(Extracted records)
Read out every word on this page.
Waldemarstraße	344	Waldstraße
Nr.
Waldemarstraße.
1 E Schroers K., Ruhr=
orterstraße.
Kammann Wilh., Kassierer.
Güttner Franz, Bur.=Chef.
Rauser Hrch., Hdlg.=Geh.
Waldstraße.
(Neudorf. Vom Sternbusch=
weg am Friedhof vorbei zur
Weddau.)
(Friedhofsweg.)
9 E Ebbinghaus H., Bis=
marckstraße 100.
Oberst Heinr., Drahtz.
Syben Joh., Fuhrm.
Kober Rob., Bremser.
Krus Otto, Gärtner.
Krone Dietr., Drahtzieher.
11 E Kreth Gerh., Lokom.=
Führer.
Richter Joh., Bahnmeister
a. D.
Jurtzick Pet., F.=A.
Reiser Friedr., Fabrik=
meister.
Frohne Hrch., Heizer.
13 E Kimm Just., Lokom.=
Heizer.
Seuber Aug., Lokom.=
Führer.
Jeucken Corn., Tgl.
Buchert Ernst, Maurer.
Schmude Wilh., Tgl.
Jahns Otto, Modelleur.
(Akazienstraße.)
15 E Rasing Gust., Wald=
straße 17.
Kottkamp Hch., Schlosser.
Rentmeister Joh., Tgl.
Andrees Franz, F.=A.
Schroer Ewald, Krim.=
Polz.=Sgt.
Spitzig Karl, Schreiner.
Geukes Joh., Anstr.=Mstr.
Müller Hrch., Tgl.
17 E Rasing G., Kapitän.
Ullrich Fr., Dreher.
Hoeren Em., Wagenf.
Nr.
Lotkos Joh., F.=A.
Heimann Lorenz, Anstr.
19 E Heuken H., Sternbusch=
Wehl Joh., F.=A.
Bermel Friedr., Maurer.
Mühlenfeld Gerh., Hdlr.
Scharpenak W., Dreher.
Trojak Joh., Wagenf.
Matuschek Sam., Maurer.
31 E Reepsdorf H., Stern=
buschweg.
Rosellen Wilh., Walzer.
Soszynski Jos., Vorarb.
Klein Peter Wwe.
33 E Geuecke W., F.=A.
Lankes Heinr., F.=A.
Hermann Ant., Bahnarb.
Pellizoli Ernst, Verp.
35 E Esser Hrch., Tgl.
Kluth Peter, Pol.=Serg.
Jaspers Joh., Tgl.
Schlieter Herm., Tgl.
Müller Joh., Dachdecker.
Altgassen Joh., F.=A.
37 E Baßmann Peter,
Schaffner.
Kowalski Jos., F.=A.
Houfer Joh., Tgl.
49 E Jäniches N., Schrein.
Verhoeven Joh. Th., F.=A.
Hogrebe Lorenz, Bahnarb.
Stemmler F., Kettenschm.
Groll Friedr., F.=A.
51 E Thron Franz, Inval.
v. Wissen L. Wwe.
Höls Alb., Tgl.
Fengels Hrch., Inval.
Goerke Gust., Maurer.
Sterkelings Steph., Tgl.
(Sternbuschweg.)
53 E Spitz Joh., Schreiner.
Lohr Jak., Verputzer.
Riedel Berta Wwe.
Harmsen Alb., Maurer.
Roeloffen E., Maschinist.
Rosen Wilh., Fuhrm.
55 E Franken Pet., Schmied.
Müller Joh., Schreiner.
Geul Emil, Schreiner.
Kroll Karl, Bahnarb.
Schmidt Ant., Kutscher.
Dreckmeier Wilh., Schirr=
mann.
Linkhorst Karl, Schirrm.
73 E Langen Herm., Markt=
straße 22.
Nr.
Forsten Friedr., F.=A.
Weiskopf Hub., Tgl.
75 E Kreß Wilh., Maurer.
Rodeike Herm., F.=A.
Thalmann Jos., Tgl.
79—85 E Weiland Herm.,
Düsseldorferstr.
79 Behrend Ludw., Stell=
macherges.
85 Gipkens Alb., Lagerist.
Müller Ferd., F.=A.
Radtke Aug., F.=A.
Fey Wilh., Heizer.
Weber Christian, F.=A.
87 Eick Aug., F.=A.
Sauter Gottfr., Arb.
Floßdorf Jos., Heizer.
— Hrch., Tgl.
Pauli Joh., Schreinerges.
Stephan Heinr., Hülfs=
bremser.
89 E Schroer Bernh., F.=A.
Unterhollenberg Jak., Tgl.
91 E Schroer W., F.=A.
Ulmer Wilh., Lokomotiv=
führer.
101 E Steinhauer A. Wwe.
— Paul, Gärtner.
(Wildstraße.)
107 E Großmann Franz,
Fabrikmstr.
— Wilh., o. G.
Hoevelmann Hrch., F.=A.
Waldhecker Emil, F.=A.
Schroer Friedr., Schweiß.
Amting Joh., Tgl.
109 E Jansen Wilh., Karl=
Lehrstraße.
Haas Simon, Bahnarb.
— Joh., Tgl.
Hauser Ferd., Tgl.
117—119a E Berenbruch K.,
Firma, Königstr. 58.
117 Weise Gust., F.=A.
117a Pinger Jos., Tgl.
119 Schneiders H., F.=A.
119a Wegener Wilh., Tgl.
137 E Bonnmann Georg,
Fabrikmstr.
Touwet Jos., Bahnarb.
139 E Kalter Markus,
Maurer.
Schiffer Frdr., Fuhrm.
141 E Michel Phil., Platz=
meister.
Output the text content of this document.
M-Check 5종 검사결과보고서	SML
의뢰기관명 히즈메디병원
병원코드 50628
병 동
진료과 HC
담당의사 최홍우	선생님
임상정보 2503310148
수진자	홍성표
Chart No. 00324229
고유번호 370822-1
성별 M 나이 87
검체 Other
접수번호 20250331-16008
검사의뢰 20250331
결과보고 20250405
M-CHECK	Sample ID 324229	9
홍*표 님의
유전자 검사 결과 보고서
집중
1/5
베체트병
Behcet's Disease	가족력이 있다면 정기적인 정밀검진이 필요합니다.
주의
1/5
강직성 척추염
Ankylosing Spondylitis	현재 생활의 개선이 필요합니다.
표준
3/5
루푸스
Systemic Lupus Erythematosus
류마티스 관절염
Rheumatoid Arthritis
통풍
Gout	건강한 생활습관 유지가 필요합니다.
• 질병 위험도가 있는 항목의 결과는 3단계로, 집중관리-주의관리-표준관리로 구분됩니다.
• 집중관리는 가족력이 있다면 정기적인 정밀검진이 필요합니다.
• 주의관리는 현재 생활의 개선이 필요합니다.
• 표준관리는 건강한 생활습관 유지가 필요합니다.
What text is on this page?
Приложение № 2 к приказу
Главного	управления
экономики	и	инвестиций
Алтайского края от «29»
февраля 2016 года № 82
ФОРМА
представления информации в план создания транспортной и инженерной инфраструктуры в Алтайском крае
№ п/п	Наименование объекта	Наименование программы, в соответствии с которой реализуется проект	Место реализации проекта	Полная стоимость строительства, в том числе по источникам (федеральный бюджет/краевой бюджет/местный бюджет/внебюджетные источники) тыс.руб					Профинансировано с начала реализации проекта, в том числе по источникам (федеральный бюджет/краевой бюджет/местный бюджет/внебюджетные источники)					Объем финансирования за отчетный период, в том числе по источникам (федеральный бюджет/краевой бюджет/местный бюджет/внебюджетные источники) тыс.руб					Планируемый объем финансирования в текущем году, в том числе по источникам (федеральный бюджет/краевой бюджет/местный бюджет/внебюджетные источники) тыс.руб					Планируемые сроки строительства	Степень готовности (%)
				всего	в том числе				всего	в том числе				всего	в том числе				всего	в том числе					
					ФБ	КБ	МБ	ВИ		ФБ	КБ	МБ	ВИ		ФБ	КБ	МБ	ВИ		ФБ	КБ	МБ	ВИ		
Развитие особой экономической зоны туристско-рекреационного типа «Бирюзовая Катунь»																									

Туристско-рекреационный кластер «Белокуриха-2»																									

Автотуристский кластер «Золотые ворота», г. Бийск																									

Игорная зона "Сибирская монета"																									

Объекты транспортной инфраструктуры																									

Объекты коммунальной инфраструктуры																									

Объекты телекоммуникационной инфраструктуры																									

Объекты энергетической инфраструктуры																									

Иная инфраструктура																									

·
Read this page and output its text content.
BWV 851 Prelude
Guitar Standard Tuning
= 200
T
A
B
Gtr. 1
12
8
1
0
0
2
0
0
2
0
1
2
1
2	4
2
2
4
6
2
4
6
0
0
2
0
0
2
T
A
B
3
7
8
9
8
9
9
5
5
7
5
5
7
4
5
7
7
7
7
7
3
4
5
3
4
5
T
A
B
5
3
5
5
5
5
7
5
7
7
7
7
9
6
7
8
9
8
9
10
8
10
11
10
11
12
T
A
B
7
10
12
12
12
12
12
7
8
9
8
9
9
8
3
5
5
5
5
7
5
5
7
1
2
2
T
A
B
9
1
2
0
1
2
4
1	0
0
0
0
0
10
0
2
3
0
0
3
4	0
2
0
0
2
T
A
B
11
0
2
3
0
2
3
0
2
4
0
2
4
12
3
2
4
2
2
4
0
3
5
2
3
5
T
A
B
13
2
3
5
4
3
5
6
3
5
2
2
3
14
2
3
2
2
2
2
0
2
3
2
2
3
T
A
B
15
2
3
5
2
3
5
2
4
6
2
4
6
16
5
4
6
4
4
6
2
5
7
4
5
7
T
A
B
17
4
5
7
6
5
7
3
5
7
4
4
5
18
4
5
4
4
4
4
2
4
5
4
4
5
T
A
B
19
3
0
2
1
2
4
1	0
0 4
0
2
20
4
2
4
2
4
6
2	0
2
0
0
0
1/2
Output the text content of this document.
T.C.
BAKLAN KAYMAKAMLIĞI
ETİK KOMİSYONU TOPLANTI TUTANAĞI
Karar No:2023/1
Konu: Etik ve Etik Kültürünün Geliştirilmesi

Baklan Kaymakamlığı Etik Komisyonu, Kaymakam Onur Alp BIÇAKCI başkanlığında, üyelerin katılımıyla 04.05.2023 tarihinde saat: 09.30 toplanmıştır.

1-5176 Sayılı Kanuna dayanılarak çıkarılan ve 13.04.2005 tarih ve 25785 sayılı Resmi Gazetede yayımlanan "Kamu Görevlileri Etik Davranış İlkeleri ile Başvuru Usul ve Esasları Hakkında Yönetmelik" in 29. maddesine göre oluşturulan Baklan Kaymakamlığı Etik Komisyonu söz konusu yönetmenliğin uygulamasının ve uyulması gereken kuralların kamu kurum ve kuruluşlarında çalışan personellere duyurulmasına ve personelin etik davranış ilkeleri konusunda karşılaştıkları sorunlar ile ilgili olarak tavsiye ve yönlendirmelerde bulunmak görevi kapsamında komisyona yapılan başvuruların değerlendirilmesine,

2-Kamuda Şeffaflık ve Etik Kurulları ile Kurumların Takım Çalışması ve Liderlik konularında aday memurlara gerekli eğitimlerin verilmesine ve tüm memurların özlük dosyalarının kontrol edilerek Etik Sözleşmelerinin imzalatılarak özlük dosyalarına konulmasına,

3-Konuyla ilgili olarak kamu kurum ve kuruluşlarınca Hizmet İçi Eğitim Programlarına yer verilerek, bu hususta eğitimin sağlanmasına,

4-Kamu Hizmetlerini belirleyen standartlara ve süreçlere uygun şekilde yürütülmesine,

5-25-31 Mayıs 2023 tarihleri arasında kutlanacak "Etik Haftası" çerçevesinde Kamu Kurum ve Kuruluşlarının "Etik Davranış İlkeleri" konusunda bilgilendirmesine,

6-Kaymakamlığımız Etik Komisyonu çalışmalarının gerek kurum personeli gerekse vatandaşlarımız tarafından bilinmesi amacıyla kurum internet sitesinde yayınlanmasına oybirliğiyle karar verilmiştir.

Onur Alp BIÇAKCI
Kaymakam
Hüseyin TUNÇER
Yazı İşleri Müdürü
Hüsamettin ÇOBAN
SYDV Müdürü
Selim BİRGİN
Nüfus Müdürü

Exercise goal :: Report every line in the data above in which the word "Müdürü" appears.

Output for this task ::
Yazı İşleri Müdürü
SYDV Müdürü
Nüfus Müdürü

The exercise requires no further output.